*Aim of the exercise*
Locate each line in the records containing "Wyszukiwanie". Copy it.

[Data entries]

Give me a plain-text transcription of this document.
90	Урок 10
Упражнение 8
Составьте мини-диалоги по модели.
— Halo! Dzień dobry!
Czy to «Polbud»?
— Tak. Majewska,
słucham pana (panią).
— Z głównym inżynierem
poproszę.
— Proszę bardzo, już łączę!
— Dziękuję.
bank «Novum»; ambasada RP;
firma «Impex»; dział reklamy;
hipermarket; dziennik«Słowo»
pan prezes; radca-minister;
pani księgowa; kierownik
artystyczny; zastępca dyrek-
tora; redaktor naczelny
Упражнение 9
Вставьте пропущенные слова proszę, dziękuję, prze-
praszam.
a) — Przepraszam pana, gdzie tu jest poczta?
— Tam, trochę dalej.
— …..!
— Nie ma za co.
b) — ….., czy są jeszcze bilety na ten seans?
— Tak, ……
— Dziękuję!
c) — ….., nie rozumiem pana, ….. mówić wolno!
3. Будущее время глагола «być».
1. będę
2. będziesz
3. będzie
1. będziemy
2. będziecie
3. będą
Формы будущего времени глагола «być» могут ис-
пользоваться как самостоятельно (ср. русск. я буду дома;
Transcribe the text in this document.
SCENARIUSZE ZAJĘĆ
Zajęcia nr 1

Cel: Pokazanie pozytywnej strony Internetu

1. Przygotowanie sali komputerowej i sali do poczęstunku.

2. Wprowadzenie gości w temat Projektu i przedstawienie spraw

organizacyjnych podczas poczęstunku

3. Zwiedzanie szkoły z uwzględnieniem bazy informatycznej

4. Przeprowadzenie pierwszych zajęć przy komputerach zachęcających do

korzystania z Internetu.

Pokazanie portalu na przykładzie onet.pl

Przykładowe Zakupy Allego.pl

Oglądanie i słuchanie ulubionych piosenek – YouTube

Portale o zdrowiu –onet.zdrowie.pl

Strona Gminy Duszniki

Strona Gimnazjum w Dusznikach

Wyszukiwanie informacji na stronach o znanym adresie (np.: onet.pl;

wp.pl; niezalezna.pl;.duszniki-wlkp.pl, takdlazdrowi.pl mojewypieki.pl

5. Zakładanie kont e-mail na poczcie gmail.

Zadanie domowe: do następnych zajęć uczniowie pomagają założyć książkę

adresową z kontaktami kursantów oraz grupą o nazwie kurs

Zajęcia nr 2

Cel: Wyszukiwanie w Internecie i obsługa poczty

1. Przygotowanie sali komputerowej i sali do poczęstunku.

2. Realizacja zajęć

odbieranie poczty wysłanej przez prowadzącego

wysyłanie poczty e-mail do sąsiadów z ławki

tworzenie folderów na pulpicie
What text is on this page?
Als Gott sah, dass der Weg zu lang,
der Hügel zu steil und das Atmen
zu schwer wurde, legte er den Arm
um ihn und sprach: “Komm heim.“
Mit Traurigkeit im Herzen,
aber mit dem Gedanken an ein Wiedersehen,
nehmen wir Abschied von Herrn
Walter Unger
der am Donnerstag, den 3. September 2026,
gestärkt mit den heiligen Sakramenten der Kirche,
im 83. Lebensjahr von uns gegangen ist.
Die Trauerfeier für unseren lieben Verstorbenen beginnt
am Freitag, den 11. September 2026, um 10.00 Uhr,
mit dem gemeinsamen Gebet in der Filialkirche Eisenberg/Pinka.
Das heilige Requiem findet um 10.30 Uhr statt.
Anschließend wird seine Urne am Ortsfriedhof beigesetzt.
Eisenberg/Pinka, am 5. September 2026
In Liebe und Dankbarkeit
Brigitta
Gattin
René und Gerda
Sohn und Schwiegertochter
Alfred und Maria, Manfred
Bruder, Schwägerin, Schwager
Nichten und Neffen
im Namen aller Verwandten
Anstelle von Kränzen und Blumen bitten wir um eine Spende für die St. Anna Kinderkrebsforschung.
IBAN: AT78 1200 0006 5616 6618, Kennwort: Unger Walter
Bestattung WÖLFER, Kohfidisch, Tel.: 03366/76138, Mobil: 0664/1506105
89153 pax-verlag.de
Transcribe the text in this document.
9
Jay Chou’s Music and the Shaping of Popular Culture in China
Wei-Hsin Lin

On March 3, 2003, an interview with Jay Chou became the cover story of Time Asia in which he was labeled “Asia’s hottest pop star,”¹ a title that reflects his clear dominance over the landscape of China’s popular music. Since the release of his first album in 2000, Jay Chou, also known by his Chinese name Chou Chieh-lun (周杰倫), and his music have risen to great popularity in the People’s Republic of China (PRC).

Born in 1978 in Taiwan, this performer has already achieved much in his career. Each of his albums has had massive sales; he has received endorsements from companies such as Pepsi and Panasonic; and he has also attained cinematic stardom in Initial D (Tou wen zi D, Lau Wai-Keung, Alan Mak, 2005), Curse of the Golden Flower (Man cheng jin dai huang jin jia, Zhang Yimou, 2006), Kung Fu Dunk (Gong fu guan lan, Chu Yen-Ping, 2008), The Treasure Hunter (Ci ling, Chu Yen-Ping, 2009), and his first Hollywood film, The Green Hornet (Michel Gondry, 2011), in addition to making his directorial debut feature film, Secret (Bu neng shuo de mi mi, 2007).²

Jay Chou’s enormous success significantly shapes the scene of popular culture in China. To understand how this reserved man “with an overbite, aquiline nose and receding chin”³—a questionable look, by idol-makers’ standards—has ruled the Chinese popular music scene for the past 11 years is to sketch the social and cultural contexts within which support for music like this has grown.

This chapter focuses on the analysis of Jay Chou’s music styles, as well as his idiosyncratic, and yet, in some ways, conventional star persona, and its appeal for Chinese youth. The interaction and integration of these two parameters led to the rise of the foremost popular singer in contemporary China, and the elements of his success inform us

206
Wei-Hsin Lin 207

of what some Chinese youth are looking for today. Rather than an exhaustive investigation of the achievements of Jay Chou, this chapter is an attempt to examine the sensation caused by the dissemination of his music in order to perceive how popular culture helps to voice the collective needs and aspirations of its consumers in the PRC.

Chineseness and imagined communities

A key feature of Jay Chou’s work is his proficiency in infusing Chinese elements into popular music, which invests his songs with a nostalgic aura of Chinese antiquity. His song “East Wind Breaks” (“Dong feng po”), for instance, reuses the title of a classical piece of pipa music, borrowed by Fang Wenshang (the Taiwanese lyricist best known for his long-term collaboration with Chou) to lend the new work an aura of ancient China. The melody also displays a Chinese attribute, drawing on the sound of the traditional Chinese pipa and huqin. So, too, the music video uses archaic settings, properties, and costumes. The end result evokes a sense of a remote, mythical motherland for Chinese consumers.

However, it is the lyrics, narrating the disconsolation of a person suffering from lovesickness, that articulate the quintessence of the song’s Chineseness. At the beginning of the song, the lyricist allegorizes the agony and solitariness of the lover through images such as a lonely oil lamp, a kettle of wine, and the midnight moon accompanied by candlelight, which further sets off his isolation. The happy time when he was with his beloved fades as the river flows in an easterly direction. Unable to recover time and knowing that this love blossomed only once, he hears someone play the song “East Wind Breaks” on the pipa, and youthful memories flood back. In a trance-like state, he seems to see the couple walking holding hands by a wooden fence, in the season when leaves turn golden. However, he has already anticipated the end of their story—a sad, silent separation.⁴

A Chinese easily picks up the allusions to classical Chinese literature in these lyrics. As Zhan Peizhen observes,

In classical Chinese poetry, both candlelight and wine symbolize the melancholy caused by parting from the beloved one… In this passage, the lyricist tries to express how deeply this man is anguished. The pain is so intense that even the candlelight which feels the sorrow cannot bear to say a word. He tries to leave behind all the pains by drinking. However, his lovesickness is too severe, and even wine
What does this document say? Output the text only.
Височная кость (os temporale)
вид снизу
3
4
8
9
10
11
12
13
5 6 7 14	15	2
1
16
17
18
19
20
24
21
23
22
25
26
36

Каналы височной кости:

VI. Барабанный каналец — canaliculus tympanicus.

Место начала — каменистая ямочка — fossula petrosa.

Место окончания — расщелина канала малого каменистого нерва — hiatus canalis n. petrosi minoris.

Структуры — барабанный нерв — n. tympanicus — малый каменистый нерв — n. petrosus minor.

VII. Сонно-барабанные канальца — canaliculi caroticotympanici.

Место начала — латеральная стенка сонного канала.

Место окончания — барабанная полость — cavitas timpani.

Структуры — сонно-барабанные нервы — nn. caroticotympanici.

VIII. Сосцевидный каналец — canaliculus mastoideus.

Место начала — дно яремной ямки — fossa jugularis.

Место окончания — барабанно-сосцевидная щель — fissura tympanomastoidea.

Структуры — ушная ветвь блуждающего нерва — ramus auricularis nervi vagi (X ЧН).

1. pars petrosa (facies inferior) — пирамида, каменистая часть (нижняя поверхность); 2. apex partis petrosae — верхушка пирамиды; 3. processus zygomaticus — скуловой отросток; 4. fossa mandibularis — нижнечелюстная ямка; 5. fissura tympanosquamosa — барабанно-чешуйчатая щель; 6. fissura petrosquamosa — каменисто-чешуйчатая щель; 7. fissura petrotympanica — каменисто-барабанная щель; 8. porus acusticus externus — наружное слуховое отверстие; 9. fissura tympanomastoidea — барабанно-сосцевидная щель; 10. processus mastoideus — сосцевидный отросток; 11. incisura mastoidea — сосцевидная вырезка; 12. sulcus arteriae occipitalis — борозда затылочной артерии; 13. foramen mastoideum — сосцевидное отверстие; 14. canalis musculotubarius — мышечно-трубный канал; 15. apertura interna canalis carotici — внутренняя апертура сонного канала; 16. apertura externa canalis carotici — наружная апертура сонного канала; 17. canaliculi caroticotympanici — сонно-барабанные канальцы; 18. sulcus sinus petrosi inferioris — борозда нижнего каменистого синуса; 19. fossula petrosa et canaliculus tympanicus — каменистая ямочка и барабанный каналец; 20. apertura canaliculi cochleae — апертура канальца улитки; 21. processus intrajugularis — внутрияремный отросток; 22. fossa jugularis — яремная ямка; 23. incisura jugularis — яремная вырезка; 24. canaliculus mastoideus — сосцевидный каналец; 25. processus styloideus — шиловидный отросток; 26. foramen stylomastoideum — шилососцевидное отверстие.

*The reply*
Wyszukiwanie informacji na stronach o znanym adresie (np.: onet.pl;
Cel: Wyszukiwanie w Internecie i obsługa poczty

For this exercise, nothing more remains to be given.